[A run of records]

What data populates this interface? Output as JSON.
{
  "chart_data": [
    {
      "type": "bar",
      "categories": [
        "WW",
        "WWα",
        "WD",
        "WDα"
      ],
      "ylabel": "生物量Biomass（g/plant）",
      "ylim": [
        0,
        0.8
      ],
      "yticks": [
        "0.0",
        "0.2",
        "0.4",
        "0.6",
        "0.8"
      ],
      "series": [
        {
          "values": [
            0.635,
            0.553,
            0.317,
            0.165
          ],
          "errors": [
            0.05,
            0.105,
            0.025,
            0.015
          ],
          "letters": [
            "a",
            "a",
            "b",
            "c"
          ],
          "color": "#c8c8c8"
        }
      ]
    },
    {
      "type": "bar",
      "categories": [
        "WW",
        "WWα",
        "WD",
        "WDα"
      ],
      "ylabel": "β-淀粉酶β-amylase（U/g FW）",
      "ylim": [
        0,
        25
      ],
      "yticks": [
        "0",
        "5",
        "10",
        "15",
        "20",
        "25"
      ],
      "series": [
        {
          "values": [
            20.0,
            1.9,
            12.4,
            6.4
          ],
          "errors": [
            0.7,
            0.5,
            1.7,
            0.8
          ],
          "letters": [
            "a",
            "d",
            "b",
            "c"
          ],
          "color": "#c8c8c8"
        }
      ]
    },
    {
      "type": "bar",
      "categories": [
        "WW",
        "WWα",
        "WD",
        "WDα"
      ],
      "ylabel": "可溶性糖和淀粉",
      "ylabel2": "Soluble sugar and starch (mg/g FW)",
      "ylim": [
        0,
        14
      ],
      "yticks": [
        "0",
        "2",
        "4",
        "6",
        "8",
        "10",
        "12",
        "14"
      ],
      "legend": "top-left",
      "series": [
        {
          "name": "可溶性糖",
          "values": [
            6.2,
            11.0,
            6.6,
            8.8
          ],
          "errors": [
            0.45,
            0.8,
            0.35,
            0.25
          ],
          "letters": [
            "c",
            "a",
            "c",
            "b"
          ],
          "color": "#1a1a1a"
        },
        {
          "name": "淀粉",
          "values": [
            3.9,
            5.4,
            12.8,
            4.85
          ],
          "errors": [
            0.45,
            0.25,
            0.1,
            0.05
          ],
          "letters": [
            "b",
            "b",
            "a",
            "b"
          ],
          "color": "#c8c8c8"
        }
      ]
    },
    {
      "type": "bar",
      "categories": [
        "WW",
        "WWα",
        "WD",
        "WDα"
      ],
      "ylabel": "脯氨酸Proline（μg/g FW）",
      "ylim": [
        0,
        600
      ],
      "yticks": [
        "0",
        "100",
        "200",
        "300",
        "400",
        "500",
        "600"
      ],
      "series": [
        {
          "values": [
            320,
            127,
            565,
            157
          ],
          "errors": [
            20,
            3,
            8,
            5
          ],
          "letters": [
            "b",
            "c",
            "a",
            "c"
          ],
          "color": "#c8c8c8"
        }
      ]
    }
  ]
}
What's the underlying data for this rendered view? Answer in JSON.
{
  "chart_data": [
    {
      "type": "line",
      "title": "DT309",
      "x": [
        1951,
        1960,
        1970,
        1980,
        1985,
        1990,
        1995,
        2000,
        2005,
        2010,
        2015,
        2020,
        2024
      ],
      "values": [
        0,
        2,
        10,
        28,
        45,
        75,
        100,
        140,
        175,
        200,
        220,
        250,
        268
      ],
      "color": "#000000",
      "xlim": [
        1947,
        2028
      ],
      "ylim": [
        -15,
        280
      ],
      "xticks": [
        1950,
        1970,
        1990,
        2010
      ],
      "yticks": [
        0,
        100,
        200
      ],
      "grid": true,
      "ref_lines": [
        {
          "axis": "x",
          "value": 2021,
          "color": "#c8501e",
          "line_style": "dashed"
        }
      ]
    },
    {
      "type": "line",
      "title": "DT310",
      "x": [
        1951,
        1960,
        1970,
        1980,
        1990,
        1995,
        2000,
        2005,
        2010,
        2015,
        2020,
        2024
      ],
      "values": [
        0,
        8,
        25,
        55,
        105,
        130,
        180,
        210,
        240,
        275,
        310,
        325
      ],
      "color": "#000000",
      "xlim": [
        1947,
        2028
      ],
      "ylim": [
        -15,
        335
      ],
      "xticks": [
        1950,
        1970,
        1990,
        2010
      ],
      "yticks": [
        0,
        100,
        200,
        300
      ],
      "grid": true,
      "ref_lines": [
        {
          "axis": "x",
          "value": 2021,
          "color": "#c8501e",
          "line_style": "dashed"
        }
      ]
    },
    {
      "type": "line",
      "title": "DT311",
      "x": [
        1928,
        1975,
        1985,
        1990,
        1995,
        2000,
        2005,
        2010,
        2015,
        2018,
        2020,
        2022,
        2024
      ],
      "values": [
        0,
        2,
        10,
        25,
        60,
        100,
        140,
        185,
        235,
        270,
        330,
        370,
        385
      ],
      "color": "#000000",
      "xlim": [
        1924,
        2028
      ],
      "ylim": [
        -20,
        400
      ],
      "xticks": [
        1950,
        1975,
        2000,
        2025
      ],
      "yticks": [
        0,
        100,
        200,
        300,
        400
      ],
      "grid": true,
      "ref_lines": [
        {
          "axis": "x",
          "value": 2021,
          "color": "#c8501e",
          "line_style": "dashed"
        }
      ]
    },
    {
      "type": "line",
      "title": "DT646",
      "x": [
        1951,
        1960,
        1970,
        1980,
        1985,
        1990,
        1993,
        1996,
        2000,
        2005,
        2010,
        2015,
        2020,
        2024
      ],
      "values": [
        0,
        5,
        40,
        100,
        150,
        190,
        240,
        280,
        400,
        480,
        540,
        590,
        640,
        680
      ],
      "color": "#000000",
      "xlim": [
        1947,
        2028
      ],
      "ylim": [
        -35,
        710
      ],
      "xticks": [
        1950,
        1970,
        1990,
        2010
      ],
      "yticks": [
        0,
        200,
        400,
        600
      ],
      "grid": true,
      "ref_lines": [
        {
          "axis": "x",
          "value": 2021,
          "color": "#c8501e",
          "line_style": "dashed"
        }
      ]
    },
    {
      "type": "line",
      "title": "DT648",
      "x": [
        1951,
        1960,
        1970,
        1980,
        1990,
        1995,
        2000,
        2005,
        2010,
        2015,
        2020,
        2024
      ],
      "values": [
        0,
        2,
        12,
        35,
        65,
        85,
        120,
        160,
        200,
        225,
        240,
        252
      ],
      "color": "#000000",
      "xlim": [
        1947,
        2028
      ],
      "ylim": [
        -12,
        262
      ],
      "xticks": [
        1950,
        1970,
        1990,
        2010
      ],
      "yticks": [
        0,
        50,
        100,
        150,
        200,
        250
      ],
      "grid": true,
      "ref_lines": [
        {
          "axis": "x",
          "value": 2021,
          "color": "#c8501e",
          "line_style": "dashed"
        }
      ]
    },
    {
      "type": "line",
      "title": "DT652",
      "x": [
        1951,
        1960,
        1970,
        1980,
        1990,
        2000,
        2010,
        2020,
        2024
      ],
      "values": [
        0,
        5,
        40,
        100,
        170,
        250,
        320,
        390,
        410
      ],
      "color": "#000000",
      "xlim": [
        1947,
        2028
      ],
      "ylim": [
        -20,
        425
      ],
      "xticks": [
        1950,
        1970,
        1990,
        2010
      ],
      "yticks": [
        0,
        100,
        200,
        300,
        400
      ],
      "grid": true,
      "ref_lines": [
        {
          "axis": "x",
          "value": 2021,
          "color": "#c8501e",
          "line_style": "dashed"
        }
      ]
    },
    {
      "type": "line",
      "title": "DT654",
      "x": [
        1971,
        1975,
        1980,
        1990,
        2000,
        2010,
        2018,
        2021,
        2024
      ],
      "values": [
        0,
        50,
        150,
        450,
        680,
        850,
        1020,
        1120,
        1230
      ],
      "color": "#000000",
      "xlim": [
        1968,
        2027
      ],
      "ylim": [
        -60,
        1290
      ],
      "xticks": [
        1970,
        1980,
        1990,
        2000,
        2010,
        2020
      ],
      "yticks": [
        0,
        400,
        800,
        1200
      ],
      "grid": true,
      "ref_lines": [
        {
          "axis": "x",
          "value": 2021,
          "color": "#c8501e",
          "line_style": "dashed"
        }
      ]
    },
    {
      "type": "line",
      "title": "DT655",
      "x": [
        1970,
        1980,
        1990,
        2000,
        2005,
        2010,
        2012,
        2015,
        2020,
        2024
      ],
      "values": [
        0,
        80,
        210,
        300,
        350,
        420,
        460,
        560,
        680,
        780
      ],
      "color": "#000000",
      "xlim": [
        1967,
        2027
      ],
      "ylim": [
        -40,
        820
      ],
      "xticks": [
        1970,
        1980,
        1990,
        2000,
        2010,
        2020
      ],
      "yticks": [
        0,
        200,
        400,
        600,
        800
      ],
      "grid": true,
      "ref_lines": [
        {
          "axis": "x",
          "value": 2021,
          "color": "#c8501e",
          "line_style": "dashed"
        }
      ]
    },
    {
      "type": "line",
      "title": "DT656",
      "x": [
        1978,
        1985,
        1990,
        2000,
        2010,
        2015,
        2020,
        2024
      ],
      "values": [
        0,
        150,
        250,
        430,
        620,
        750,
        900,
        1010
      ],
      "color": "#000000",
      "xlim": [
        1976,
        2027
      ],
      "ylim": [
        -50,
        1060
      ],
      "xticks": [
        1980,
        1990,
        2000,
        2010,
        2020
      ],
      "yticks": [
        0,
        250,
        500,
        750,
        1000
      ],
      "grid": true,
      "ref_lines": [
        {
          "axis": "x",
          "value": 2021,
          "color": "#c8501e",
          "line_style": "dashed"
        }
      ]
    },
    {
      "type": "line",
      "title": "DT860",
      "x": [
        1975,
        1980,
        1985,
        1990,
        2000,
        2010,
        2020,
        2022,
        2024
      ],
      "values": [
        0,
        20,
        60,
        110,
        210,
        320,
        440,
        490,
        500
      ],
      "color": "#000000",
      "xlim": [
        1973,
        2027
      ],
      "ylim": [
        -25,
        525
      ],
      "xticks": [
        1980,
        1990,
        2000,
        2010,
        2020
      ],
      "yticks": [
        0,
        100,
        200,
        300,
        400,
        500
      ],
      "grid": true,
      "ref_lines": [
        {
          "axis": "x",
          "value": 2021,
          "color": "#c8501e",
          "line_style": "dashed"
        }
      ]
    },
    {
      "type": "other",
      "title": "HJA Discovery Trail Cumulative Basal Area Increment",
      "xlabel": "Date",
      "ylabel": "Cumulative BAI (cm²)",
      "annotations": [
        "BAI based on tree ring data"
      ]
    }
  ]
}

§ AIM OF THE TASK:
Every line of the listing that holds "What" should be found and copied.

§ REPLY:
What data populates this interface? Output as JSON.
What's the underlying data for this rendered view? Answer in JSON.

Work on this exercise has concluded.